What is asked -
The entries below contain pictures. Retype everything except those pictures, exactly as given.

Source material -
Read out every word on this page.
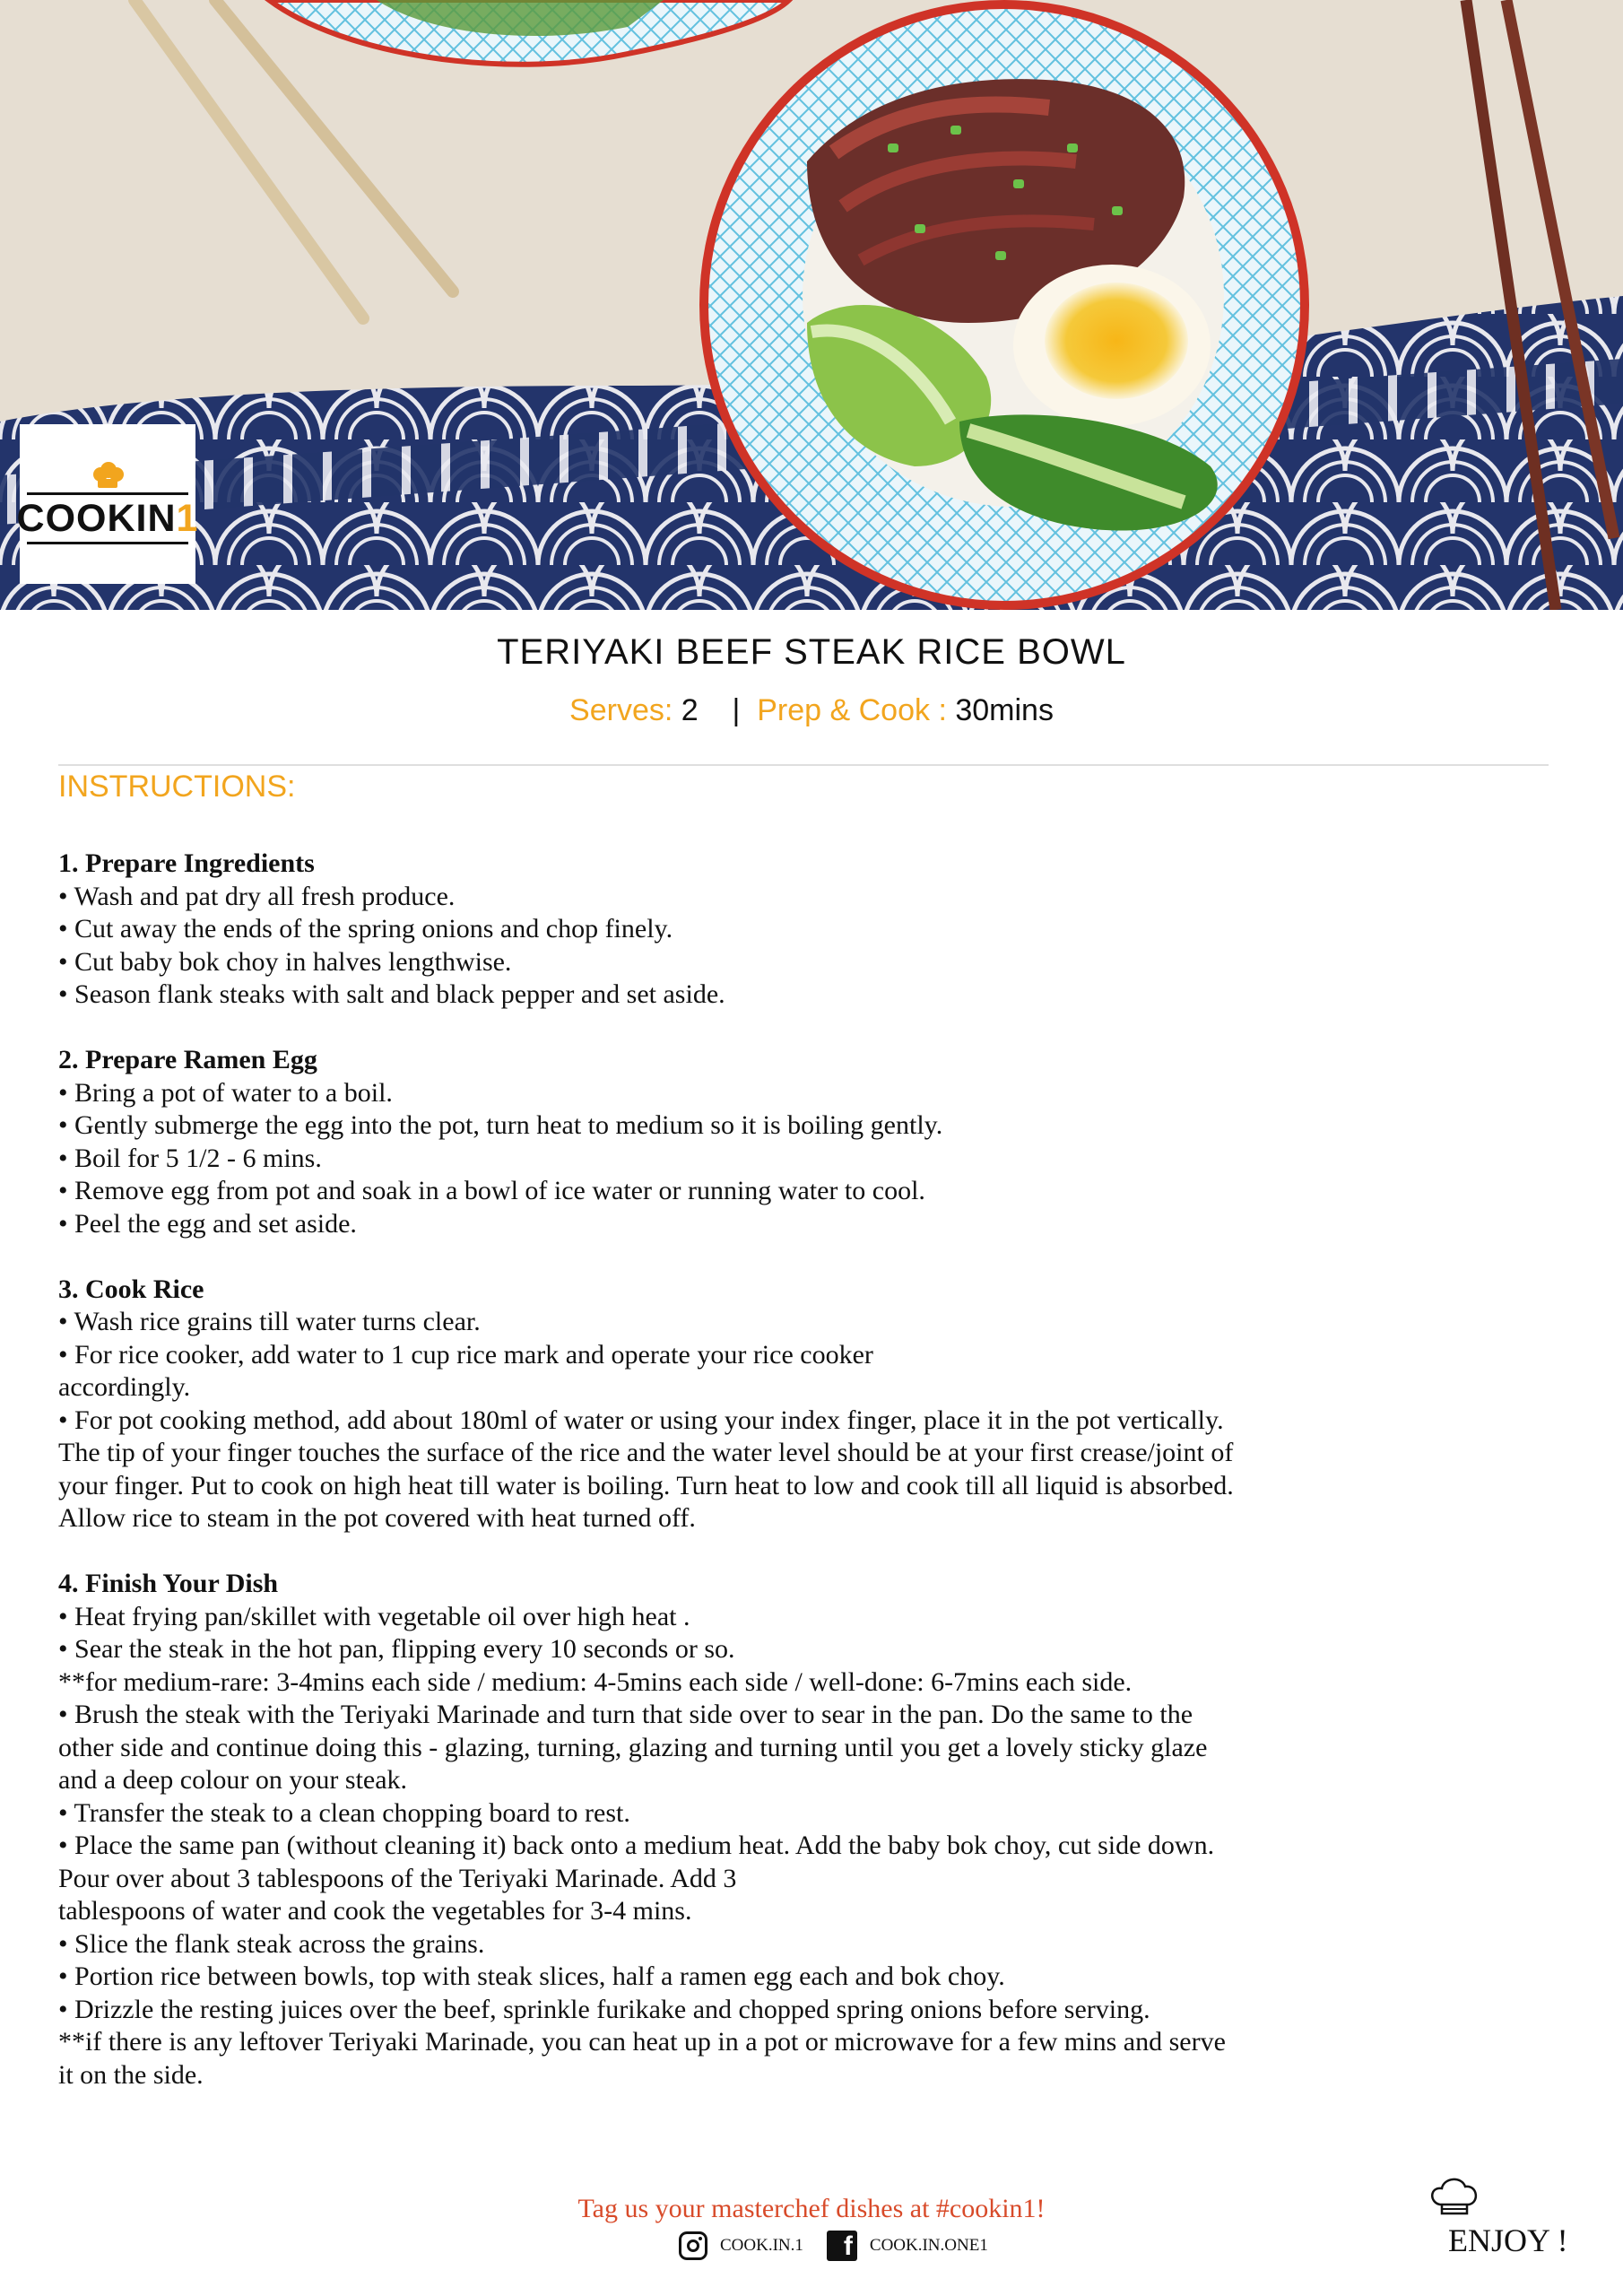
COOKIN1
TERIYAKI BEEF STEAK RICE BOWL
Serves: 2 | Prep & Cook : 30mins
INSTRUCTIONS:
1. Prepare Ingredients
• Wash and pat dry all fresh produce.
• Cut away the ends of the spring onions and chop finely.
• Cut baby bok choy in halves lengthwise.
• Season flank steaks with salt and black pepper and set aside.
2. Prepare Ramen Egg
• Bring a pot of water to a boil.
• Gently submerge the egg into the pot, turn heat to medium so it is boiling gently.
• Boil for 5 1/2 - 6 mins.
• Remove egg from pot and soak in a bowl of ice water or running water to cool.
• Peel the egg and set aside.
3. Cook Rice
• Wash rice grains till water turns clear.
• For rice cooker, add water to 1 cup rice mark and operate your rice cooker
accordingly.
• For pot cooking method, add about 180ml of water or using your index finger, place it in the pot vertically.
The tip of your finger touches the surface of the rice and the water level should be at your first crease/joint of
your finger. Put to cook on high heat till water is boiling. Turn heat to low and cook till all liquid is absorbed.
Allow rice to steam in the pot covered with heat turned off.
4. Finish Your Dish
• Heat frying pan/skillet with vegetable oil over high heat .
• Sear the steak in the hot pan, flipping every 10 seconds or so.
**for medium-rare: 3-4mins each side / medium: 4-5mins each side / well-done: 6-7mins each side.
• Brush the steak with the Teriyaki Marinade and turn that side over to sear in the pan. Do the same to the
other side and continue doing this - glazing, turning, glazing and turning until you get a lovely sticky glaze
and a deep colour on your steak.
• Transfer the steak to a clean chopping board to rest.
• Place the same pan (without cleaning it) back onto a medium heat. Add the baby bok choy, cut side down.
Pour over about 3 tablespoons of the Teriyaki Marinade. Add 3
tablespoons of water and cook the vegetables for 3-4 mins.
• Slice the flank steak across the grains.
• Portion rice between bowls, top with steak slices, half a ramen egg each and bok choy.
• Drizzle the resting juices over the beef, sprinkle furikake and chopped spring onions before serving.
**if there is any leftover Teriyaki Marinade, you can heat up in a pot or microwave for a few mins and serve
it on the side.
Tag us your masterchef dishes at #cookin1!
COOK.IN.1	f COOK.IN.ONE1	ENJOY !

Response -
Read out every word on this page.
COOKIN1
TERIYAKI BEEF STEAK RICE BOWL
Serves: 2 | Prep & Cook : 30mins
INSTRUCTIONS:
1. Prepare Ingredients
• Wash and pat dry all fresh produce.
• Cut away the ends of the spring onions and chop finely.
• Cut baby bok choy in halves lengthwise.
• Season flank steaks with salt and black pepper and set aside.
2. Prepare Ramen Egg
• Bring a pot of water to a boil.
• Gently submerge the egg into the pot, turn heat to medium so it is boiling gently.
• Boil for 5 1/2 - 6 mins.
• Remove egg from pot and soak in a bowl of ice water or running water to cool.
• Peel the egg and set aside.
3. Cook Rice
• Wash rice grains till water turns clear.
• For rice cooker, add water to 1 cup rice mark and operate your rice cooker
accordingly.
• For pot cooking method, add about 180ml of water or using your index finger, place it in the pot vertically.
The tip of your finger touches the surface of the rice and the water level should be at your first crease/joint of
your finger. Put to cook on high heat till water is boiling. Turn heat to low and cook till all liquid is absorbed.
Allow rice to steam in the pot covered with heat turned off.
4. Finish Your Dish
• Heat frying pan/skillet with vegetable oil over high heat .
• Sear the steak in the hot pan, flipping every 10 seconds or so.
**for medium-rare: 3-4mins each side / medium: 4-5mins each side / well-done: 6-7mins each side.
• Brush the steak with the Teriyaki Marinade and turn that side over to sear in the pan. Do the same to the
other side and continue doing this - glazing, turning, glazing and turning until you get a lovely sticky glaze
and a deep colour on your steak.
• Transfer the steak to a clean chopping board to rest.
• Place the same pan (without cleaning it) back onto a medium heat. Add the baby bok choy, cut side down.
Pour over about 3 tablespoons of the Teriyaki Marinade. Add 3
tablespoons of water and cook the vegetables for 3-4 mins.
• Slice the flank steak across the grains.
• Portion rice between bowls, top with steak slices, half a ramen egg each and bok choy.
• Drizzle the resting juices over the beef, sprinkle furikake and chopped spring onions before serving.
**if there is any leftover Teriyaki Marinade, you can heat up in a pot or microwave for a few mins and serve
it on the side.
Tag us your masterchef dishes at #cookin1!
COOK.IN.1	f COOK.IN.ONE1	ENJOY !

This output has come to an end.